§ **What you have to do**
Read the listing and extract each line that includes the word "NGCF".

** start of Excerpted records **

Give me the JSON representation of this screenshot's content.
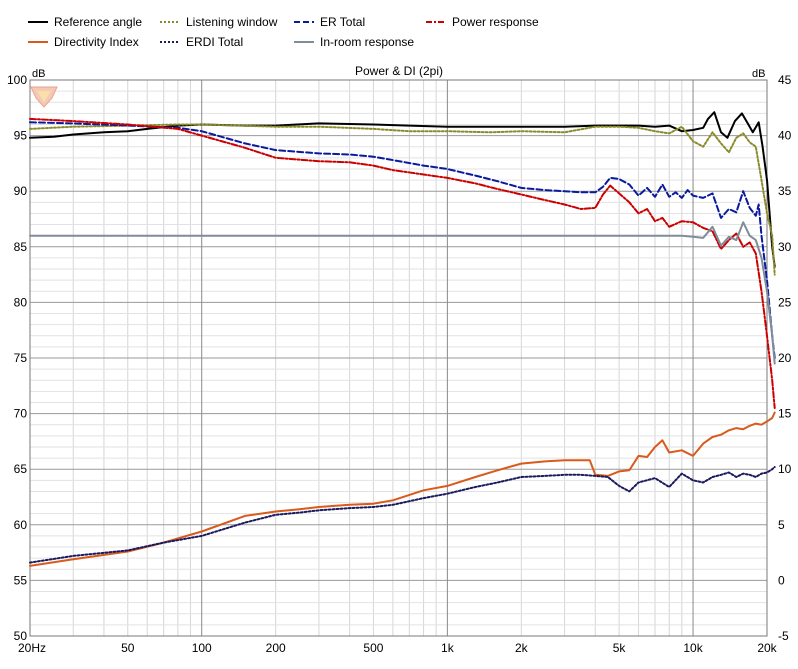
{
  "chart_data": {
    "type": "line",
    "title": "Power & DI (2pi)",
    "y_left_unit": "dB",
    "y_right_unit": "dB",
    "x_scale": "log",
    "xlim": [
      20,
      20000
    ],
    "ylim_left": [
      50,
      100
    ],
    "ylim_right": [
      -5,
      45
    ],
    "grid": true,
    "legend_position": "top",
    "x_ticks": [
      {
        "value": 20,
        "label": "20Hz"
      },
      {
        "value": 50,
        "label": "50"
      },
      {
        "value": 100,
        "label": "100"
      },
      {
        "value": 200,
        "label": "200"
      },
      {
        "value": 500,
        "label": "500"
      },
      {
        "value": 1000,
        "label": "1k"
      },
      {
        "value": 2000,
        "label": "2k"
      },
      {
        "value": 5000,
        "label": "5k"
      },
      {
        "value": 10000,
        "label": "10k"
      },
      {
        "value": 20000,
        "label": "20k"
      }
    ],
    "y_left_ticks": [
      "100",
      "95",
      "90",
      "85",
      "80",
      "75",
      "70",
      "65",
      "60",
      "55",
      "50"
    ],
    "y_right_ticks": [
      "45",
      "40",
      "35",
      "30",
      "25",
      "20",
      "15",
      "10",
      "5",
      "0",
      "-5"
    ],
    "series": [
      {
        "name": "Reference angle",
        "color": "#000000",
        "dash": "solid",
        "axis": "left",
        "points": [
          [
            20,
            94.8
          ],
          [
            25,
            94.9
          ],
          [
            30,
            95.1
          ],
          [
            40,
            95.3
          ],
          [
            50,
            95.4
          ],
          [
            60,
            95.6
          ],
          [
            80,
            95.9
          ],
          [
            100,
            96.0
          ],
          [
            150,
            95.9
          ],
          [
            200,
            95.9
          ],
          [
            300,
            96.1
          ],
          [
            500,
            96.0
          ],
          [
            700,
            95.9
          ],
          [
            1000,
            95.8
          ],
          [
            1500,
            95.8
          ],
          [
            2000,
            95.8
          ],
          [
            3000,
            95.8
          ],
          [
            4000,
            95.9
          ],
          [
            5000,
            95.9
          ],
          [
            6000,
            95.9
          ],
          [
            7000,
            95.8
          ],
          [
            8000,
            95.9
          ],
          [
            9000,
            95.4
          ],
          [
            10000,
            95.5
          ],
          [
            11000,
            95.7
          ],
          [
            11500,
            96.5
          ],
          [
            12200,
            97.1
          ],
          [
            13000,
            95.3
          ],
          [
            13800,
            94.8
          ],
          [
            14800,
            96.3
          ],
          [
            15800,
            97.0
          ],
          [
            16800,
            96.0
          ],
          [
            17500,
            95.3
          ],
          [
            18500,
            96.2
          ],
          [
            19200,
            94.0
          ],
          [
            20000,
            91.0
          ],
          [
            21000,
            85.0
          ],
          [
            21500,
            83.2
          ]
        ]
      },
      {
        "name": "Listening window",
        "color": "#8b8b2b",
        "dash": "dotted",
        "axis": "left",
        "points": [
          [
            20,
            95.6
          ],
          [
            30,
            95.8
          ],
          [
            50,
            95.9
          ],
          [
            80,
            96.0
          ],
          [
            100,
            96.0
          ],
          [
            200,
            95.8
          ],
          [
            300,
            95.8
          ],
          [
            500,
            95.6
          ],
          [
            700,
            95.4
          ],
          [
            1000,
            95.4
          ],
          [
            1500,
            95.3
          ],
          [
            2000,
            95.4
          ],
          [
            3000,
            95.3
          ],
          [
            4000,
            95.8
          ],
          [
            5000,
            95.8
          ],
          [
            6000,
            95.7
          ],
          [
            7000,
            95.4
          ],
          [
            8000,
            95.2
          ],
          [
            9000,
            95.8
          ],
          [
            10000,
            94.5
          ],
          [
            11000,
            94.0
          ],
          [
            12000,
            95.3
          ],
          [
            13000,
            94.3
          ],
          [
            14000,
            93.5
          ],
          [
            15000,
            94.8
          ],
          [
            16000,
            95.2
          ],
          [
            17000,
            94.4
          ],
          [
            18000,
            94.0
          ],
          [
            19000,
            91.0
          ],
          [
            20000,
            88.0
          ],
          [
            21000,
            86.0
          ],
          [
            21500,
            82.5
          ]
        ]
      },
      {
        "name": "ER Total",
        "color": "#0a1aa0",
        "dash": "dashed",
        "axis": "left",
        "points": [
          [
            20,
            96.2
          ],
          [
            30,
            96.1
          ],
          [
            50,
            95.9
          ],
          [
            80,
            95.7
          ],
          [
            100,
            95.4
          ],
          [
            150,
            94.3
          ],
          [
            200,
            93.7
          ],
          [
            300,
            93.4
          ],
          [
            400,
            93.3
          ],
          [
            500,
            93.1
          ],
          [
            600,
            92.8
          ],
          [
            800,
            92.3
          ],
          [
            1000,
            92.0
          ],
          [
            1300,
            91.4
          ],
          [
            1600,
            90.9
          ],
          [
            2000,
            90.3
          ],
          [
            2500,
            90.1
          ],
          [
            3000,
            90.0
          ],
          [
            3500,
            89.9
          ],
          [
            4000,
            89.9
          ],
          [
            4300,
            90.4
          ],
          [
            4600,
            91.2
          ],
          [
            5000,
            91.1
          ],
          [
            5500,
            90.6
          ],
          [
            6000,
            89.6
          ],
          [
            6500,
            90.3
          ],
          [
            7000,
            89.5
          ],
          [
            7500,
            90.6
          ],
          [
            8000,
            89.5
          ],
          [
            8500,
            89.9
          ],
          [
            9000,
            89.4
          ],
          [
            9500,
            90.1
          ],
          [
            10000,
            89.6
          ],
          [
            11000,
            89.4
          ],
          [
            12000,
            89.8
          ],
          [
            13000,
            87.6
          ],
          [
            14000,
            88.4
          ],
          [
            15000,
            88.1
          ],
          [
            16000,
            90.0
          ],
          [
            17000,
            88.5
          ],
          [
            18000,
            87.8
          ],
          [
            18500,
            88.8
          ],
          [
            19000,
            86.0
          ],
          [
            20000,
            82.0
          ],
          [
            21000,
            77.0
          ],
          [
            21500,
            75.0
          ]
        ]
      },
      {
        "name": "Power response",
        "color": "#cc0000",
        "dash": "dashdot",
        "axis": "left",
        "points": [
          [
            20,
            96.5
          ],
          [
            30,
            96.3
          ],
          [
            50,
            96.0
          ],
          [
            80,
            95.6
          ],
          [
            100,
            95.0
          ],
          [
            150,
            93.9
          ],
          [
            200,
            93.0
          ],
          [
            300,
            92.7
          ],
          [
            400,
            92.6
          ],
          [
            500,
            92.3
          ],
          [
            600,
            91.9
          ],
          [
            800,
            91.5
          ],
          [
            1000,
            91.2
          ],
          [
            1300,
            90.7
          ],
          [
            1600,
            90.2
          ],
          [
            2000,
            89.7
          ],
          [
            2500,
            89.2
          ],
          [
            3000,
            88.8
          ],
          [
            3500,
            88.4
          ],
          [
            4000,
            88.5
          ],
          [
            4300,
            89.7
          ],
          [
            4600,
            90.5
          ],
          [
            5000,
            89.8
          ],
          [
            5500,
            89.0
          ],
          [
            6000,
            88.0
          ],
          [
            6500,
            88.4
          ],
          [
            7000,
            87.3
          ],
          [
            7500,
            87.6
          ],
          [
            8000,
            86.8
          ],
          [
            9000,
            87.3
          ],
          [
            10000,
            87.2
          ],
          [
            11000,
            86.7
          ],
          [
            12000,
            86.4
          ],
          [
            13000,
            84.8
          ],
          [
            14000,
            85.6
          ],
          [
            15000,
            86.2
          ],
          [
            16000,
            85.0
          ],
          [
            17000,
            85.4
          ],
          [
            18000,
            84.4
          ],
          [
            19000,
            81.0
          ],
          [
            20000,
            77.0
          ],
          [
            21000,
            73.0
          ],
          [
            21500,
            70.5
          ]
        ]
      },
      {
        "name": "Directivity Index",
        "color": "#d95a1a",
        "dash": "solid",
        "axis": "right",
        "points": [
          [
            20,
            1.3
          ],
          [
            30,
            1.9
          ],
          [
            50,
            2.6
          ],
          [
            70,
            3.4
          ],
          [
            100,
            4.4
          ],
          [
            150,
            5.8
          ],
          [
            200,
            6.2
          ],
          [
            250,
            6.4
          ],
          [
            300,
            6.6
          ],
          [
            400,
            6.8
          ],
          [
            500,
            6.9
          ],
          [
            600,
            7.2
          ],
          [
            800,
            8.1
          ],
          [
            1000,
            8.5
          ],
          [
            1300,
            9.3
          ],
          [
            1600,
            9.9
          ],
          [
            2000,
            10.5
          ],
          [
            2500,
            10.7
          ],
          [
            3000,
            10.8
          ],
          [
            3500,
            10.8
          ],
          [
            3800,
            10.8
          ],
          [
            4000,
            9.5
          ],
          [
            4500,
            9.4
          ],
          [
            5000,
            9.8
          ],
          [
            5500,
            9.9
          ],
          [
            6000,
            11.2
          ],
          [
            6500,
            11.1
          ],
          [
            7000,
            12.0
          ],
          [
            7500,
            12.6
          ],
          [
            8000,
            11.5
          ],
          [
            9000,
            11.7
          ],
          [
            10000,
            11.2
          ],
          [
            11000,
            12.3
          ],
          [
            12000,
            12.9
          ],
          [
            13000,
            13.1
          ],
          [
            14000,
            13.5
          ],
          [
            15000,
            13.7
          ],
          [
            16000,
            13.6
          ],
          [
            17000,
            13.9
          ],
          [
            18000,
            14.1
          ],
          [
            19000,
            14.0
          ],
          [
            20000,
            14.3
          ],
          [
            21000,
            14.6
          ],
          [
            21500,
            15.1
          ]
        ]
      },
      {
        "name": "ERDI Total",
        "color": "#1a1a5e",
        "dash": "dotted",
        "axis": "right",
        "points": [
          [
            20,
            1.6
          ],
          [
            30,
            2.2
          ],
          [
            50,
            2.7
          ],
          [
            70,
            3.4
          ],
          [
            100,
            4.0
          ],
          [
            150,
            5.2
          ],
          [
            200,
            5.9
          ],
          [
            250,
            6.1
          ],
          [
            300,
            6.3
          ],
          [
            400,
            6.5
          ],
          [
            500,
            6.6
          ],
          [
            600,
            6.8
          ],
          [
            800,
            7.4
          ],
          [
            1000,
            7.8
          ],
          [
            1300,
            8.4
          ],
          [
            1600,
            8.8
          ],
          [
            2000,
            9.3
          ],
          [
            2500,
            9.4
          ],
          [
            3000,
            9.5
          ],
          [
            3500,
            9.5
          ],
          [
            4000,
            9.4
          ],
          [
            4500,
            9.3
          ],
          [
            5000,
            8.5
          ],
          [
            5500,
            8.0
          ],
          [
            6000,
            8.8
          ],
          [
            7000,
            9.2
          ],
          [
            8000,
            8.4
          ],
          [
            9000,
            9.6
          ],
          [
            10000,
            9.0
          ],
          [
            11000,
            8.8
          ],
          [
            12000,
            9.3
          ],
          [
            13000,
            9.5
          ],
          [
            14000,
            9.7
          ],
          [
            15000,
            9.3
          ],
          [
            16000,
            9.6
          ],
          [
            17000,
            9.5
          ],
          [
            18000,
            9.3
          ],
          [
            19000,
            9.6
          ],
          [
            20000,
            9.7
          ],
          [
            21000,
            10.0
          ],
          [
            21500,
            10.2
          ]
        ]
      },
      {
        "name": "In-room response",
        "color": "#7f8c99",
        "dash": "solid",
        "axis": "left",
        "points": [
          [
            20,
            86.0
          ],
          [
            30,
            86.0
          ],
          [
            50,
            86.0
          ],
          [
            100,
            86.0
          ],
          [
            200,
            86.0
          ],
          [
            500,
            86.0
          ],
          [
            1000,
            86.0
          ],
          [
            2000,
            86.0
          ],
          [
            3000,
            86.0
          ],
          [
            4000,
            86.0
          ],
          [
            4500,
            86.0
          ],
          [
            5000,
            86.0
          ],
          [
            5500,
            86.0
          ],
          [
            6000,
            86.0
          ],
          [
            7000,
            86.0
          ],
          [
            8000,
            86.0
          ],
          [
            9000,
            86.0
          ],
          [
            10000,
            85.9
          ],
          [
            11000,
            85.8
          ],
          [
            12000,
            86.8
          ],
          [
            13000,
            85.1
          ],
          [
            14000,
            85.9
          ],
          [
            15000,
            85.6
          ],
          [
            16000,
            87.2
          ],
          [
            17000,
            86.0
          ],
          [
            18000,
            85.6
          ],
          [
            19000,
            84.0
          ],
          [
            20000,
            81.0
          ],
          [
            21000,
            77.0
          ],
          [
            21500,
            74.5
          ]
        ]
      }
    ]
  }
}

** end of Excerpted records **
** start of Excerpted records **

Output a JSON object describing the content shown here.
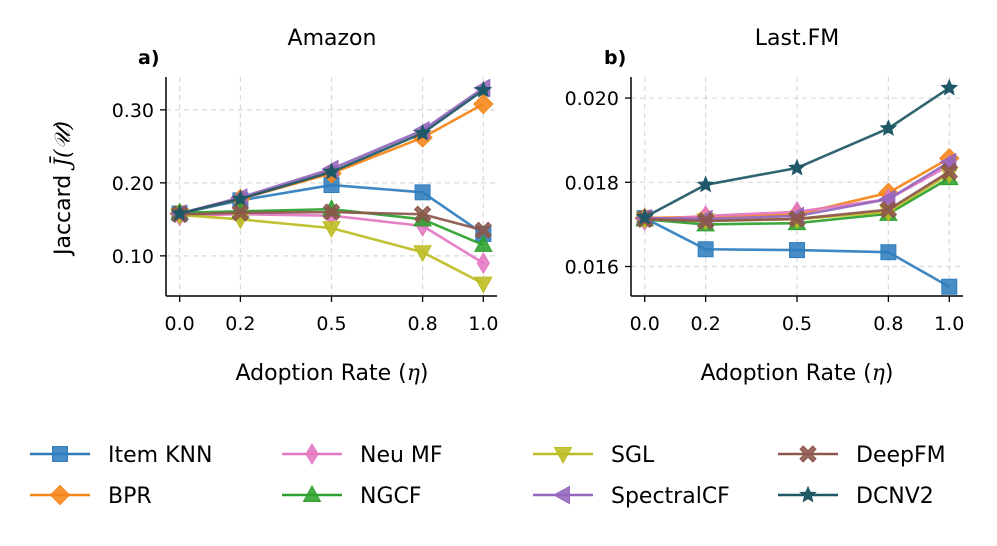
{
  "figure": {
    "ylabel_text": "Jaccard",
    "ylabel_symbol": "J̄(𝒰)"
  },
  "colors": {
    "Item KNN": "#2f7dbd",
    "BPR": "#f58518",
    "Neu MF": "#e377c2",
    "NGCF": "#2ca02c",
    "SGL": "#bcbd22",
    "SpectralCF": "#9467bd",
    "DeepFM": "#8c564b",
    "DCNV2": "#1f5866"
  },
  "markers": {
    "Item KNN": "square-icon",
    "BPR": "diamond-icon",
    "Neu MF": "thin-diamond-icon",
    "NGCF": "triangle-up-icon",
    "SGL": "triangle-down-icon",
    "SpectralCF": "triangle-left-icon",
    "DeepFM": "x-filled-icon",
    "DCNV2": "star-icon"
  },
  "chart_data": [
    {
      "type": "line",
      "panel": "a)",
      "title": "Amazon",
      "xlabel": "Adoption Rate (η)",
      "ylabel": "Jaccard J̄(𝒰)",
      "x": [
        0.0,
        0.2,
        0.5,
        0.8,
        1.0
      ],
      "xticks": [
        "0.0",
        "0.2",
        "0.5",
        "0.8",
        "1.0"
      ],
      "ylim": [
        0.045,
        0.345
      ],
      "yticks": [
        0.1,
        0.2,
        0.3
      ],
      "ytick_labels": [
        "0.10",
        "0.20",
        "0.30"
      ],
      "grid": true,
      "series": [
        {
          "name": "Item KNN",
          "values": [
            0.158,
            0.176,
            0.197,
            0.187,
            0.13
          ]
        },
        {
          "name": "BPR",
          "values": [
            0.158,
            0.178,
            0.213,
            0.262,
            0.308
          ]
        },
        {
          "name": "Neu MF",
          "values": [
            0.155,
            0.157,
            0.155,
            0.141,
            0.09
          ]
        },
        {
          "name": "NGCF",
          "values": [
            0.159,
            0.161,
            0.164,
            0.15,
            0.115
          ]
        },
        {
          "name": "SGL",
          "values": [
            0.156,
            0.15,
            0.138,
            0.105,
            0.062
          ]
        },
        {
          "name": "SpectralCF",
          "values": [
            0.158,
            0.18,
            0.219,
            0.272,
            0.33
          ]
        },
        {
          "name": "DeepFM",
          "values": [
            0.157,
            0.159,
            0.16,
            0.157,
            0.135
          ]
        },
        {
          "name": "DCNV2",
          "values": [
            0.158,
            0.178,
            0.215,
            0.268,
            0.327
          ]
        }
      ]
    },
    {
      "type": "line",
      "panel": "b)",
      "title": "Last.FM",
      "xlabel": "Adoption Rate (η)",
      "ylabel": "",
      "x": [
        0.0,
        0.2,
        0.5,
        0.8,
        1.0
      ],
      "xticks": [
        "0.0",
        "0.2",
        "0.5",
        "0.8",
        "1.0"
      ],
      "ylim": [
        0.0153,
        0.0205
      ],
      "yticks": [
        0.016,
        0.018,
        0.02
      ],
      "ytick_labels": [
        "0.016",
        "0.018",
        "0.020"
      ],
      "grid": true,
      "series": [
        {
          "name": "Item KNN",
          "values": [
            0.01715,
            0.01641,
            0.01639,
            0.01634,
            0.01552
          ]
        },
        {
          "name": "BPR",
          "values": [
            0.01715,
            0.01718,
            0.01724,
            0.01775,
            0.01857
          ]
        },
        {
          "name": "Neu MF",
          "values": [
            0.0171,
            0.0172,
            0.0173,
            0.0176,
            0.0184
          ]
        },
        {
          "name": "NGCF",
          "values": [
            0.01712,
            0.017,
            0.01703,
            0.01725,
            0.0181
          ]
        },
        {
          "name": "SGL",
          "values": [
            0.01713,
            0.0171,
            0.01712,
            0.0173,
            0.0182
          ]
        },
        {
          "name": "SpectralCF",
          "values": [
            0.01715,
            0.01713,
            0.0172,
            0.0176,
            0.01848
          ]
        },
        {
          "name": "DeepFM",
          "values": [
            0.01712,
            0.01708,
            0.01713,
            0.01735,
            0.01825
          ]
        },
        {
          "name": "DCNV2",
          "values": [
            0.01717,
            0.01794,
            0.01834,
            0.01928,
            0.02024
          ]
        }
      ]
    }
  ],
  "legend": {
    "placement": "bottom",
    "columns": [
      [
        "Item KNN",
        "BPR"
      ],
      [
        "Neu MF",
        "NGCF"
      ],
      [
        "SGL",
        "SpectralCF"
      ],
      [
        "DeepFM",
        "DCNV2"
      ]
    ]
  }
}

** end of Excerpted records **

§ **Exercise answer**
    "NGCF": "#2ca02c",
    "NGCF": "triangle-up-icon",
          "name": "NGCF",
          "name": "NGCF",
        "NGCF"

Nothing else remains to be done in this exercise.